Dove comprano casa tedeschi, inglesi e francesi?

Ipotizzando lo scenario peggiore di uscita dala crisi, ossia la fine dell’euro e il ritorno alla lira, si parla sempre di dove converrebbe comprare casa all’estero per tutelare i propri risparmi. Noi, invece, vogliamo andare contro corrente e ragionare su dove converrebbe comprare casa in Italia qualora si dovesse tornare alla vecchia valuta nazionale. Se questo scenario dovesse verificarsi (cosa che speriamo non avvenga) l’Italia potrebbe subire una forte svalutazione del mercato immobiliare facendo tornare l’interesse degli investitori stranieri da sempre attirati dal fascino delle bellezze del nostro paese. Conoscere quali siano le zone più ambite dagli stranieri potrebbe rappresentare un indubbio vantaggio per fare ottimi affari. Partendo dal report realizzato dagli analisti di immobiliare.it è possibile scoprire dove si concentra l’attenzione di inglesi, tedeschi e francesi per i nostri immobili.

Il tutto senza dimenticarsi dei Russi che da qualche anno a questa parte si stanno interessando in maniera molto forte al nostro mercato immobiliare (anche se tale interesse è scemato negli ultimi 7-8 mesi, ossia da quando la crisi europea ha preso la strada che tutti noi conosciamo). Insomma cerchiamo di capire dove si concetra l’interesse degli investitori stranieri così da investire al meglio nel nostro patrimonio immobiliare.

I francesi prediligono la riviera ligure dove si concentra ben il 21% delle richieste di immobili da parte di questo paese, vuoi per la vicinanza con la Francia e per  il fascino della sua costa. Al secondo posto delle preferenze dei francesi troviamo la Toscana, con l’11% delle richieste, e la città di Roma.

○ ○ ○ ○ ○

● **ESPLORA IL MATERIALE**
1 - Elenca tutte le nazionalità di investitori stranieri nominate nel testo da analizzare.
2 - Rispondi in base al testo da analizzare.
(a) Quale percentuale delle richieste di immobili da parte dei francesi si concentra sulla riviera ligure?
(b) Da quanti mesi è scemato l'interesse dei russi per il mercato immobiliare italiano?
(c) Da chi è stato realizzato il report da cui parte l'analisi?
3 - Riscrivi il passo del testo da analizzare compreso tra "Il tutto senza" e "città di Roma.", estremi inclusi, sostituendo "Toscana" con "Sardegna".

Voci della raccolta
○ ○ ○ ○ ○

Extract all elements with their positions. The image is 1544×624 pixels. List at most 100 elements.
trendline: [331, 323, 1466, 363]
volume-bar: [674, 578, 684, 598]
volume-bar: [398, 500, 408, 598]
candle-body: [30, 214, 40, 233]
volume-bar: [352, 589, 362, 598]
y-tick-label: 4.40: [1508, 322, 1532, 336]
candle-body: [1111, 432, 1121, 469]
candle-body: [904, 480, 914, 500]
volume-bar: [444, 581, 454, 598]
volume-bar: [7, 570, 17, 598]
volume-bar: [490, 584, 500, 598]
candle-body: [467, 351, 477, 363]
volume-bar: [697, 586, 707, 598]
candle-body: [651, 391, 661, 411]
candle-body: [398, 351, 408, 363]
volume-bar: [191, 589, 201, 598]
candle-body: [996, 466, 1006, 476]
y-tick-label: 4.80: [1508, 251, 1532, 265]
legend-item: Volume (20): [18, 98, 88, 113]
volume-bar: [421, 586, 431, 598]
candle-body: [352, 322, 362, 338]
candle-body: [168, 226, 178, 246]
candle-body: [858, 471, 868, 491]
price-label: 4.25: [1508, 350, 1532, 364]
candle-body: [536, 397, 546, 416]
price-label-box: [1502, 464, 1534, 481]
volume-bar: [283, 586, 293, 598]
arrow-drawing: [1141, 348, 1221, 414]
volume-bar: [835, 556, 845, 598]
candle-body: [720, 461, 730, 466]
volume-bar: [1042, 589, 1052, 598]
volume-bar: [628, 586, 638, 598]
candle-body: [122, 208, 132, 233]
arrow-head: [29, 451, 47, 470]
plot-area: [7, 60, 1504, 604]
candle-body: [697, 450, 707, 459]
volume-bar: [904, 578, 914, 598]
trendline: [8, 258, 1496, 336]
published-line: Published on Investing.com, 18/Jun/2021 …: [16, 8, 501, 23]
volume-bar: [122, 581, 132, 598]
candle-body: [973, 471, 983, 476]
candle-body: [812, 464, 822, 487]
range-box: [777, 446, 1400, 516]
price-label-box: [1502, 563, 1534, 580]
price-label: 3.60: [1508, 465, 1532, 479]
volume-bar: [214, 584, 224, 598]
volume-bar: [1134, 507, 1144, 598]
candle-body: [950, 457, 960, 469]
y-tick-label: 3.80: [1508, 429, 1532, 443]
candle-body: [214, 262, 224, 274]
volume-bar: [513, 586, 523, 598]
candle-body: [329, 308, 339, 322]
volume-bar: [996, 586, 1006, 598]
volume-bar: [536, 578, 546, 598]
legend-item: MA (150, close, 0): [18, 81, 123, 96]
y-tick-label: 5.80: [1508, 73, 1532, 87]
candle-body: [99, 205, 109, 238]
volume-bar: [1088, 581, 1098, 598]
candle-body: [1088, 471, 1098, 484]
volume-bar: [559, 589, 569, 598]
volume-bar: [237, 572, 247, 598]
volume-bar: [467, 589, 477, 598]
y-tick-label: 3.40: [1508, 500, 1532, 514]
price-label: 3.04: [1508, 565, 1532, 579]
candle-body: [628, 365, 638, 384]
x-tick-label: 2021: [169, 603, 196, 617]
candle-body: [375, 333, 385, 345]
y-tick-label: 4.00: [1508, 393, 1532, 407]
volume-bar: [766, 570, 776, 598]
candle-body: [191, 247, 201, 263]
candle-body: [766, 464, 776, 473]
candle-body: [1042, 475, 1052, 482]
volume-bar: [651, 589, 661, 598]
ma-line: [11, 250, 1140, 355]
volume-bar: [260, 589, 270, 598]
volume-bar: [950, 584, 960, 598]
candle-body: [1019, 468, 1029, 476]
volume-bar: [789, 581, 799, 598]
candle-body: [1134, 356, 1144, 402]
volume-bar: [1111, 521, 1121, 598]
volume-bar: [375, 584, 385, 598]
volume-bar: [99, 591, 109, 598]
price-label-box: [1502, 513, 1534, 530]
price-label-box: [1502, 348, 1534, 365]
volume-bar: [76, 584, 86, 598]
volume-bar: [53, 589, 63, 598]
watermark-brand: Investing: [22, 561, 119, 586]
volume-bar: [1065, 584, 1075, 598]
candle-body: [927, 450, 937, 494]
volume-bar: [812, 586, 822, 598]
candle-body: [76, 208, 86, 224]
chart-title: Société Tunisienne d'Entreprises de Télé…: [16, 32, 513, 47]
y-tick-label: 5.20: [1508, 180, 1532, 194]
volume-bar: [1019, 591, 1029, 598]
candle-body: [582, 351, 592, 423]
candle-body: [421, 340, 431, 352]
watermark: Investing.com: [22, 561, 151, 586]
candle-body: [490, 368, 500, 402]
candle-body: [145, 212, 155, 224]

○ ○ ○ ○ ○

● **RISPOSTE FORNITE**
1 - Tedeschi, inglesi, francesi, russi.

2 -
(a) Il 21%.
(b) Dagli ultimi 7-8 mesi.
(c) Dagli analisti di immobiliare.it.

3 -
Il tutto senza dimenticarsi dei Russi che da qualche anno a questa parte si stanno interessando in maniera molto forte al nostro mercato immobiliare (anche se tale interesse è scemato negli ultimi 7-8 mesi, ossia da quando la crisi europea ha preso la strada che tutti noi conosciamo). Insomma cerchiamo di capire dove si concetra l’interesse degli investitori stranieri così da investire al meglio nel nostro patrimonio immobiliare.

I francesi prediligono la riviera ligure dove si concentra ben il 21% delle richieste di immobili da parte di questo paese, vuoi per la vicinanza con la Francia e per  il fascino della sua costa. Al secondo posto delle preferenze dei francesi troviamo la Sardegna, con l’11% delle richieste, e la città di Roma.